## start

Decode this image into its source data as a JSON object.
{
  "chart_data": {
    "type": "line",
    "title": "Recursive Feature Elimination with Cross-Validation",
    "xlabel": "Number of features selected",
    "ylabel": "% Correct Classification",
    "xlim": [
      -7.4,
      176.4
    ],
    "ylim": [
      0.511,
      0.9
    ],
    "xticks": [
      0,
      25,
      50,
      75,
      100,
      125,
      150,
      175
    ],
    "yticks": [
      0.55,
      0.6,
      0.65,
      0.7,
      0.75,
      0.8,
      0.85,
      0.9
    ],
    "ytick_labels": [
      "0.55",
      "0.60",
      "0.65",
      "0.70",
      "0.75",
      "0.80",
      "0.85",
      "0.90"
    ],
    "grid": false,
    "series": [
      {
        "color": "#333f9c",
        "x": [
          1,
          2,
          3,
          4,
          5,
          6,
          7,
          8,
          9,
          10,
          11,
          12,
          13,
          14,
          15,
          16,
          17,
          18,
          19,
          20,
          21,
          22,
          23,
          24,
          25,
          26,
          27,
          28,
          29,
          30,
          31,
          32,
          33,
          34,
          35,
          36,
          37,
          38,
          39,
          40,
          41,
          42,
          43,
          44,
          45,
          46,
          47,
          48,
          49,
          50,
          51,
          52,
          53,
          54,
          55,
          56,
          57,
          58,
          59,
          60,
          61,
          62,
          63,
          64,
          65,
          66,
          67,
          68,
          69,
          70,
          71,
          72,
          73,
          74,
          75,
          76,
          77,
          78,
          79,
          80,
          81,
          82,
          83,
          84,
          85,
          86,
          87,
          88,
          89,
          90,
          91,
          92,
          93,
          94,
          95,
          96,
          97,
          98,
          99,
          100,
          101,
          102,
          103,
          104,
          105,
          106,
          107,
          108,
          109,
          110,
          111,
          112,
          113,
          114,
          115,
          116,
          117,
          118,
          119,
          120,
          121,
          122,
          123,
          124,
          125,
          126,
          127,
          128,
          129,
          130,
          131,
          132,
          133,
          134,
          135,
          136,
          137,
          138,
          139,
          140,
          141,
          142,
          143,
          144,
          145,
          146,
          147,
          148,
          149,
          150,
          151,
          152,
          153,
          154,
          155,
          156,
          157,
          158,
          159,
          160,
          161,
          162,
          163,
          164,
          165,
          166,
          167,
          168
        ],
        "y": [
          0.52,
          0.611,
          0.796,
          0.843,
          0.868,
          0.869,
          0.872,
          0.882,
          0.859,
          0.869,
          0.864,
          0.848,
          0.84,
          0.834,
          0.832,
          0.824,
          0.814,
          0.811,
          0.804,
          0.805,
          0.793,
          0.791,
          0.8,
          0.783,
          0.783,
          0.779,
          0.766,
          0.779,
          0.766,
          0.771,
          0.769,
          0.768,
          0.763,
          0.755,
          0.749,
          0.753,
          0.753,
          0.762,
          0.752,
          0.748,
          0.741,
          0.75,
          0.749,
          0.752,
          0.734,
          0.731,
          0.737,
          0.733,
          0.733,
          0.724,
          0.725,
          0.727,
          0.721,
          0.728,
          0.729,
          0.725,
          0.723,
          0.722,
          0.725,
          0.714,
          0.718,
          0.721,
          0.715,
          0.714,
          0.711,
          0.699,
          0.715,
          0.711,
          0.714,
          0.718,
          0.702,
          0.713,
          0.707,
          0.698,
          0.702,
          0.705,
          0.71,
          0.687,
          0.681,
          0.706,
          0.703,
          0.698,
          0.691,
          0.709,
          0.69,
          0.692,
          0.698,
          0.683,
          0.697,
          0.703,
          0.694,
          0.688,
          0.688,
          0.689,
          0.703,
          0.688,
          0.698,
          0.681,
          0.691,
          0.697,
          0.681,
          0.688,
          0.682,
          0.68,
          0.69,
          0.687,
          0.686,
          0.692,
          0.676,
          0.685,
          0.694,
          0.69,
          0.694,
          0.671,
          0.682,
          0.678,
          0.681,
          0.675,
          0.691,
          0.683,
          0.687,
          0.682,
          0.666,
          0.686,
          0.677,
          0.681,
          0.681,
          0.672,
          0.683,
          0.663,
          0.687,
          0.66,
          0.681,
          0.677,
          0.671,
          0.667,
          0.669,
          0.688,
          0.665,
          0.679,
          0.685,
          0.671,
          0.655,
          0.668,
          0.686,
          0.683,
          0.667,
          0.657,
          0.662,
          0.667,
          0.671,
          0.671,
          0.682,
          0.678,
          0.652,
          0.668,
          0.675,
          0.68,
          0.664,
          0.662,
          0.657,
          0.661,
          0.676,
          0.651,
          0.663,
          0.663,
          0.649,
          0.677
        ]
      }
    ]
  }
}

## end

## [EXERCISE REQUIREMENTS]
Set down the listing in full, keeping every word exactly as it is.

## [OUTPUT FOR THIS TASK]
Decode this image into its source data as a JSON object.
{
  "chart_data": {
    "type": "line",
    "title": "Recursive Feature Elimination with Cross-Validation",
    "xlabel": "Number of features selected",
    "ylabel": "% Correct Classification",
    "xlim": [
      -7.4,
      176.4
    ],
    "ylim": [
      0.511,
      0.9
    ],
    "xticks": [
      0,
      25,
      50,
      75,
      100,
      125,
      150,
      175
    ],
    "yticks": [
      0.55,
      0.6,
      0.65,
      0.7,
      0.75,
      0.8,
      0.85,
      0.9
    ],
    "ytick_labels": [
      "0.55",
      "0.60",
      "0.65",
      "0.70",
      "0.75",
      "0.80",
      "0.85",
      "0.90"
    ],
    "grid": false,
    "series": [
      {
        "color": "#333f9c",
        "x": [
          1,
          2,
          3,
          4,
          5,
          6,
          7,
          8,
          9,
          10,
          11,
          12,
          13,
          14,
          15,
          16,
          17,
          18,
          19,
          20,
          21,
          22,
          23,
          24,
          25,
          26,
          27,
          28,
          29,
          30,
          31,
          32,
          33,
          34,
          35,
          36,
          37,
          38,
          39,
          40,
          41,
          42,
          43,
          44,
          45,
          46,
          47,
          48,
          49,
          50,
          51,
          52,
          53,
          54,
          55,
          56,
          57,
          58,
          59,
          60,
          61,
          62,
          63,
          64,
          65,
          66,
          67,
          68,
          69,
          70,
          71,
          72,
          73,
          74,
          75,
          76,
          77,
          78,
          79,
          80,
          81,
          82,
          83,
          84,
          85,
          86,
          87,
          88,
          89,
          90,
          91,
          92,
          93,
          94,
          95,
          96,
          97,
          98,
          99,
          100,
          101,
          102,
          103,
          104,
          105,
          106,
          107,
          108,
          109,
          110,
          111,
          112,
          113,
          114,
          115,
          116,
          117,
          118,
          119,
          120,
          121,
          122,
          123,
          124,
          125,
          126,
          127,
          128,
          129,
          130,
          131,
          132,
          133,
          134,
          135,
          136,
          137,
          138,
          139,
          140,
          141,
          142,
          143,
          144,
          145,
          146,
          147,
          148,
          149,
          150,
          151,
          152,
          153,
          154,
          155,
          156,
          157,
          158,
          159,
          160,
          161,
          162,
          163,
          164,
          165,
          166,
          167,
          168
        ],
        "y": [
          0.52,
          0.611,
          0.796,
          0.843,
          0.868,
          0.869,
          0.872,
          0.882,
          0.859,
          0.869,
          0.864,
          0.848,
          0.84,
          0.834,
          0.832,
          0.824,
          0.814,
          0.811,
          0.804,
          0.805,
          0.793,
          0.791,
          0.8,
          0.783,
          0.783,
          0.779,
          0.766,
          0.779,
          0.766,
          0.771,
          0.769,
          0.768,
          0.763,
          0.755,
          0.749,
          0.753,
          0.753,
          0.762,
          0.752,
          0.748,
          0.741,
          0.75,
          0.749,
          0.752,
          0.734,
          0.731,
          0.737,
          0.733,
          0.733,
          0.724,
          0.725,
          0.727,
          0.721,
          0.728,
          0.729,
          0.725,
          0.723,
          0.722,
          0.725,
          0.714,
          0.718,
          0.721,
          0.715,
          0.714,
          0.711,
          0.699,
          0.715,
          0.711,
          0.714,
          0.718,
          0.702,
          0.713,
          0.707,
          0.698,
          0.702,
          0.705,
          0.71,
          0.687,
          0.681,
          0.706,
          0.703,
          0.698,
          0.691,
          0.709,
          0.69,
          0.692,
          0.698,
          0.683,
          0.697,
          0.703,
          0.694,
          0.688,
          0.688,
          0.689,
          0.703,
          0.688,
          0.698,
          0.681,
          0.691,
          0.697,
          0.681,
          0.688,
          0.682,
          0.68,
          0.69,
          0.687,
          0.686,
          0.692,
          0.676,
          0.685,
          0.694,
          0.69,
          0.694,
          0.671,
          0.682,
          0.678,
          0.681,
          0.675,
          0.691,
          0.683,
          0.687,
          0.682,
          0.666,
          0.686,
          0.677,
          0.681,
          0.681,
          0.672,
          0.683,
          0.663,
          0.687,
          0.66,
          0.681,
          0.677,
          0.671,
          0.667,
          0.669,
          0.688,
          0.665,
          0.679,
          0.685,
          0.671,
          0.655,
          0.668,
          0.686,
          0.683,
          0.667,
          0.657,
          0.662,
          0.667,
          0.671,
          0.671,
          0.682,
          0.678,
          0.652,
          0.668,
          0.675,
          0.68,
          0.664,
          0.662,
          0.657,
          0.661,
          0.676,
          0.651,
          0.663,
          0.663,
          0.649,
          0.677
        ]
      }
    ]
  }
}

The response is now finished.